_DESCRIÇÃO DO EXERCÍCIO:_
Responda às perguntas a seguir com base no trecho sobre colégios militares:
1. Segundo a tenente-coronel Rosângela Pereira, qual é a única diferença desses colégios?
2. Até o final do ano passado, quantos colégios militares Goiás tinha e em quantas cidades?
3. Quem foi procurado primeiro ao se chegar à escola?

_TRECHO PARA LEITURA:_

Ora, o que poderia ser melhor para fazer a reportagem do que ir pessoalmente assistir uma aula no Colina Azul? Fiquei todo empolgado.
Idiota. Fiz o dever de casa e fucei vários em sites que falavam sobre colégios militares. Fruto de parceria público/privada, as escolas contam com militares no corpo docente. E, não se engane, eles também lecionam humanidades, como Filosofia e Sociologia. A subdiretora do comando de ensino da Polícia-Militar, tenente-coronel Rosângela Pereira, porém, afirmou que os colégios são públicos. “Pertencem à rede estadual de educação. A única diferença é que eles são administrados pela PM”, declara ela. No dia-a-dia, os estudantes seguem regras de comportamento, como bater continência para "professores" fardados. Por exemplo, se um aluno não for à aula uniformizado, não entra na instituição.
Os colégios, ainda, contam com vestuário próprio para as aulas de Educação Física. Embora sejam “públicos”, cobram taxa de seus alunos, que varia de unidade para unidade, podendo ser mais de R$ 200. Até o final do ano passado, Goiás tinha 20 colégios militares localizados em 17 cidades do Estado. A expectativa é que a quantidade aumente neste ano.
Logo na entrada, soltei à uma moça um monólogo interminável de praticamente tudo que li e ouvi sobre colégios militares. Eram coisas como a importância da ordem pública e do civismo “para essa sociedade que não sabe zelar pela ordem e pelos bons costumes”. Se eu ficasse mais 60 segundos discorrendo com ela eu iria pôr meu filho – que nem tenho - para estudar num colégio desses.
Ao colocar os pés na escola, a primeira coisa que fiz foi procurar o pedagogo Ricardo Gomes da Silva.

_CONJUNTO DE DADOS:_
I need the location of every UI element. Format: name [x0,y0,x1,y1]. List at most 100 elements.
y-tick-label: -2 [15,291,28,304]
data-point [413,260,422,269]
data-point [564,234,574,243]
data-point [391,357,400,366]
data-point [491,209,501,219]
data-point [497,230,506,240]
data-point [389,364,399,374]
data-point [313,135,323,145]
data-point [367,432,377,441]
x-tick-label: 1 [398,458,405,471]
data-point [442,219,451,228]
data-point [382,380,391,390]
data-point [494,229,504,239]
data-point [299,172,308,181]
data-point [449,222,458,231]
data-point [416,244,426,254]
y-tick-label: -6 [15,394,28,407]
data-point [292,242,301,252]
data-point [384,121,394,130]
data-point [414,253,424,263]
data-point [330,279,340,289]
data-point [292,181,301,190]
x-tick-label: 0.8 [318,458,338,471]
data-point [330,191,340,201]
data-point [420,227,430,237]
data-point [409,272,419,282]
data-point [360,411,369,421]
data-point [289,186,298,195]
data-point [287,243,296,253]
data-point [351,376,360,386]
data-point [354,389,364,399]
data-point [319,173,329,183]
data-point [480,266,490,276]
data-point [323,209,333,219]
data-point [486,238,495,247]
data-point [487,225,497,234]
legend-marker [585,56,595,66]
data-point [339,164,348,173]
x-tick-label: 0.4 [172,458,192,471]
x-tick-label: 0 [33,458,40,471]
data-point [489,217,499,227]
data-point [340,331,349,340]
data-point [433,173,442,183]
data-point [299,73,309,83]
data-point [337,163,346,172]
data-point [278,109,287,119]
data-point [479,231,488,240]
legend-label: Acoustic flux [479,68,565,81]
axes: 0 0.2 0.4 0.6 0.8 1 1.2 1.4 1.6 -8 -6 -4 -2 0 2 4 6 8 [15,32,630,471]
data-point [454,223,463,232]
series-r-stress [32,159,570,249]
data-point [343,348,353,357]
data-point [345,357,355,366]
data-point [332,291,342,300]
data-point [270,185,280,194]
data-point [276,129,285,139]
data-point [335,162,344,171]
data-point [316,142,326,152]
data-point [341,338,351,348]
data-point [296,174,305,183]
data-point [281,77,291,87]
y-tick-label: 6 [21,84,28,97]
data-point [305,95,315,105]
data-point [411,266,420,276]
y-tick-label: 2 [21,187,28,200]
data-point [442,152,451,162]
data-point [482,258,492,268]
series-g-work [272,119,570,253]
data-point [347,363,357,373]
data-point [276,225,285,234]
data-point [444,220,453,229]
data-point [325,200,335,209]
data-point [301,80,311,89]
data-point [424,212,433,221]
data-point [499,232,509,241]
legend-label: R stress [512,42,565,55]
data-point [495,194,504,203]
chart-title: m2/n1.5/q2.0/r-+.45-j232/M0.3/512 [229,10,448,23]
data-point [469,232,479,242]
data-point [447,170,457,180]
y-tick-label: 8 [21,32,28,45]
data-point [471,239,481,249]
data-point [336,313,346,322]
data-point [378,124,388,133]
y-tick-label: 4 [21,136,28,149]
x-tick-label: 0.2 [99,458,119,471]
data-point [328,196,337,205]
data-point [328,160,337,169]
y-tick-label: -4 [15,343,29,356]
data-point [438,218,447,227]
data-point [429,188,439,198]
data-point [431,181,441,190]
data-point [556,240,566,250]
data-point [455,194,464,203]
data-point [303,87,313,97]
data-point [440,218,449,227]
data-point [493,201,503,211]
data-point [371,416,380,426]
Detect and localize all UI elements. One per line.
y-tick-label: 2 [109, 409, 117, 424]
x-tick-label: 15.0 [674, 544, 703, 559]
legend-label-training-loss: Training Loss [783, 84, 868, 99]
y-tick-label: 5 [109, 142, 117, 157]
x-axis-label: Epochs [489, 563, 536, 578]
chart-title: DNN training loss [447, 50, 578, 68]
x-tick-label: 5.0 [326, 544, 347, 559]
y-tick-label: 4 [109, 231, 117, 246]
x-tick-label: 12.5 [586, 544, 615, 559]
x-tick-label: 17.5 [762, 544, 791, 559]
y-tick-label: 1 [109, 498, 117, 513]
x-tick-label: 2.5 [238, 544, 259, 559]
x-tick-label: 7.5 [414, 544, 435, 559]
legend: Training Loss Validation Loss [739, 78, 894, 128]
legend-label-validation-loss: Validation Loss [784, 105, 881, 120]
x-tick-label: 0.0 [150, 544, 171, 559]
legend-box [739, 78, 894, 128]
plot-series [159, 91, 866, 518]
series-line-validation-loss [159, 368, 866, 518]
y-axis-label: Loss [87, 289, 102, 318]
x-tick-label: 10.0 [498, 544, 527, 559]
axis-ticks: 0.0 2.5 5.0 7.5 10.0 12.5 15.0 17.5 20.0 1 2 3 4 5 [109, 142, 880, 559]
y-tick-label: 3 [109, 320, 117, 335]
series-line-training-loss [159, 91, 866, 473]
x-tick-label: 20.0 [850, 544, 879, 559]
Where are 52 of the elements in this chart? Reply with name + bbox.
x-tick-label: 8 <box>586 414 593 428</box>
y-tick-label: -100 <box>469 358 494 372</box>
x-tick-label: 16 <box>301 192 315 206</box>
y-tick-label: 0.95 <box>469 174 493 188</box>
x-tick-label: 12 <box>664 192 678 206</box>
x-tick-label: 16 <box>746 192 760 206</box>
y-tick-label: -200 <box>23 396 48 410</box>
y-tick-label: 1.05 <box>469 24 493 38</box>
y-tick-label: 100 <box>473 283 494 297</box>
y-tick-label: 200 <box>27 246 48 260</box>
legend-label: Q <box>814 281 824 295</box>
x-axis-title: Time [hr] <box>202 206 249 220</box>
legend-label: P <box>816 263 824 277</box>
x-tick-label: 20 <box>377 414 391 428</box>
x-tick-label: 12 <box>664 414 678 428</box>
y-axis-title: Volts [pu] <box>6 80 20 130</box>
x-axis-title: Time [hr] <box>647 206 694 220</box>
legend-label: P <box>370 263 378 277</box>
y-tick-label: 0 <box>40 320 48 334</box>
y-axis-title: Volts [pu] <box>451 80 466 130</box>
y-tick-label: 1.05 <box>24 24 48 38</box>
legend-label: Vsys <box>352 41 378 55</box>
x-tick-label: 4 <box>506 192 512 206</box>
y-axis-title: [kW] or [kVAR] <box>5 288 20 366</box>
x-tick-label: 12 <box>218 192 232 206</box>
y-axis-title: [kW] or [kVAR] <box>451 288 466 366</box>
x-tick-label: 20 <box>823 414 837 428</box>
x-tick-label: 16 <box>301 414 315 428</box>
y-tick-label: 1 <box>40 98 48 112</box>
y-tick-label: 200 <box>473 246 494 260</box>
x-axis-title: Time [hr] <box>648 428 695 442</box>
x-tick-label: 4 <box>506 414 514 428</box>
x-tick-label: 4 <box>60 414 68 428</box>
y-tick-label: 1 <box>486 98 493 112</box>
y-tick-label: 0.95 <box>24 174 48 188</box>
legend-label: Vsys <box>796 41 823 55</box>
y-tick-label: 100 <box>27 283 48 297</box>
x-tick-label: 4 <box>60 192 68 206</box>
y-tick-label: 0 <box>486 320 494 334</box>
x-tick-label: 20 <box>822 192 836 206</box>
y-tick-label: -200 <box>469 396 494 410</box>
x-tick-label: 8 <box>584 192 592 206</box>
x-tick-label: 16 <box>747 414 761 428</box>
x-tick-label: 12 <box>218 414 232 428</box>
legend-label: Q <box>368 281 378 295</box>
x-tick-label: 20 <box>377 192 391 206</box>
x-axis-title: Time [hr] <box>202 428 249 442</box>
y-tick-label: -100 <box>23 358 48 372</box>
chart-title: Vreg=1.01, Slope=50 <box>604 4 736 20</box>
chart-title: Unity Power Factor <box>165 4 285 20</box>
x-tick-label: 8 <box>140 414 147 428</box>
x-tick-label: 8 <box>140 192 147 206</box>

_RESPOSTA:_
1. Eles são administrados pela PM.
2. Vinte colégios, em 17 cidades do Estado.
3. O pedagogo Ricardo Gomes da Silva.